• **CHALLENGE**
Your task is to output the entries below word for word.

• **LISTED RECORDS**
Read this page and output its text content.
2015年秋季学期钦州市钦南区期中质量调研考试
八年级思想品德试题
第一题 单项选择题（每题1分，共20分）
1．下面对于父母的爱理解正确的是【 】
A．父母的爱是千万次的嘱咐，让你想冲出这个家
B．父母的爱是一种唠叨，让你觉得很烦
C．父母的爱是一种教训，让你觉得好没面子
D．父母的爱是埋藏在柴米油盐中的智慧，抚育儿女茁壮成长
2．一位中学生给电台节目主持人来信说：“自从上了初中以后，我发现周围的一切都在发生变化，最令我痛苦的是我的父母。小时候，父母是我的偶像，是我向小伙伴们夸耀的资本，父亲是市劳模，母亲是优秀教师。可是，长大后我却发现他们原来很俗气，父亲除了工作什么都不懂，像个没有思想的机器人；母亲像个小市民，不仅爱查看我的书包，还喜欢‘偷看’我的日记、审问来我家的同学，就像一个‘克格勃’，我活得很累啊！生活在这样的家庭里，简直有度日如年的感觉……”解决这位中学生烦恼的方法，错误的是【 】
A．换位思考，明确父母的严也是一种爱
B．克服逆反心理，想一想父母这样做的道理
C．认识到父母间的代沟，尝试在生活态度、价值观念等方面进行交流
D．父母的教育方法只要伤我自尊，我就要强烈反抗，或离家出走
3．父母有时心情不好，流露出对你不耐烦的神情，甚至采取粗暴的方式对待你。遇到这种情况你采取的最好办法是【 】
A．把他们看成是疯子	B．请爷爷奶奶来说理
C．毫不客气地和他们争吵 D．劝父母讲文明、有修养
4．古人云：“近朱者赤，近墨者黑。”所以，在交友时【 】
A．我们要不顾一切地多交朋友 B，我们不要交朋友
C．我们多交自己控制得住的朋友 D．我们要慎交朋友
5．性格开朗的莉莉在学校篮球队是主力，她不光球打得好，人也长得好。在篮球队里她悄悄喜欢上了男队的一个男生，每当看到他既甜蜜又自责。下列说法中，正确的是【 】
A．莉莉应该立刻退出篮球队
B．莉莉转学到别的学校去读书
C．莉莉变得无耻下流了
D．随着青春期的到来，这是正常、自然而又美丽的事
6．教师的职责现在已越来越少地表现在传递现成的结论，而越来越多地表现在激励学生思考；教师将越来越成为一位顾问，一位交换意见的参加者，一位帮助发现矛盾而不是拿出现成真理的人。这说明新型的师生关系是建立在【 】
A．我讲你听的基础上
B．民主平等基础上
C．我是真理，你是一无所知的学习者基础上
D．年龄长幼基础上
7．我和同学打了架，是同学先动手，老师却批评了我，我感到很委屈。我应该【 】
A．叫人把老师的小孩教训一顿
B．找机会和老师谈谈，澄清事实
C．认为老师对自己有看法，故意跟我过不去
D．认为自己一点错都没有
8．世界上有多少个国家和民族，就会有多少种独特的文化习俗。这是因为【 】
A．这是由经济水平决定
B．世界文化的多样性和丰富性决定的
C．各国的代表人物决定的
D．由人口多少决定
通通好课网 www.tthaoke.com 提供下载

• **TASK RESPONSE**
Read this page and output its text content.
2015年秋季学期钦州市钦南区期中质量调研考试
八年级思想品德试题
第一题 单项选择题（每题1分，共20分）
1．下面对于父母的爱理解正确的是【 】
A．父母的爱是千万次的嘱咐，让你想冲出这个家
B．父母的爱是一种唠叨，让你觉得很烦
C．父母的爱是一种教训，让你觉得好没面子
D．父母的爱是埋藏在柴米油盐中的智慧，抚育儿女茁壮成长
2．一位中学生给电台节目主持人来信说：“自从上了初中以后，我发现周围的一切都在发生变化，最令我痛苦的是我的父母。小时候，父母是我的偶像，是我向小伙伴们夸耀的资本，父亲是市劳模，母亲是优秀教师。可是，长大后我却发现他们原来很俗气，父亲除了工作什么都不懂，像个没有思想的机器人；母亲像个小市民，不仅爱查看我的书包，还喜欢‘偷看’我的日记、审问来我家的同学，就像一个‘克格勃’，我活得很累啊！生活在这样的家庭里，简直有度日如年的感觉……”解决这位中学生烦恼的方法，错误的是【 】
A．换位思考，明确父母的严也是一种爱
B．克服逆反心理，想一想父母这样做的道理
C．认识到父母间的代沟，尝试在生活态度、价值观念等方面进行交流
D．父母的教育方法只要伤我自尊，我就要强烈反抗，或离家出走
3．父母有时心情不好，流露出对你不耐烦的神情，甚至采取粗暴的方式对待你。遇到这种情况你采取的最好办法是【 】
A．把他们看成是疯子	B．请爷爷奶奶来说理
C．毫不客气地和他们争吵 D．劝父母讲文明、有修养
4．古人云：“近朱者赤，近墨者黑。”所以，在交友时【 】
A．我们要不顾一切地多交朋友 B，我们不要交朋友
C．我们多交自己控制得住的朋友 D．我们要慎交朋友
5．性格开朗的莉莉在学校篮球队是主力，她不光球打得好，人也长得好。在篮球队里她悄悄喜欢上了男队的一个男生，每当看到他既甜蜜又自责。下列说法中，正确的是【 】
A．莉莉应该立刻退出篮球队
B．莉莉转学到别的学校去读书
C．莉莉变得无耻下流了
D．随着青春期的到来，这是正常、自然而又美丽的事
6．教师的职责现在已越来越少地表现在传递现成的结论，而越来越多地表现在激励学生思考；教师将越来越成为一位顾问，一位交换意见的参加者，一位帮助发现矛盾而不是拿出现成真理的人。这说明新型的师生关系是建立在【 】
A．我讲你听的基础上
B．民主平等基础上
C．我是真理，你是一无所知的学习者基础上
D．年龄长幼基础上
7．我和同学打了架，是同学先动手，老师却批评了我，我感到很委屈。我应该【 】
A．叫人把老师的小孩教训一顿
B．找机会和老师谈谈，澄清事实
C．认为老师对自己有看法，故意跟我过不去
D．认为自己一点错都没有
8．世界上有多少个国家和民族，就会有多少种独特的文化习俗。这是因为【 】
A．这是由经济水平决定
B．世界文化的多样性和丰富性决定的
C．各国的代表人物决定的
D．由人口多少决定
通通好课网 www.tthaoke.com 提供下载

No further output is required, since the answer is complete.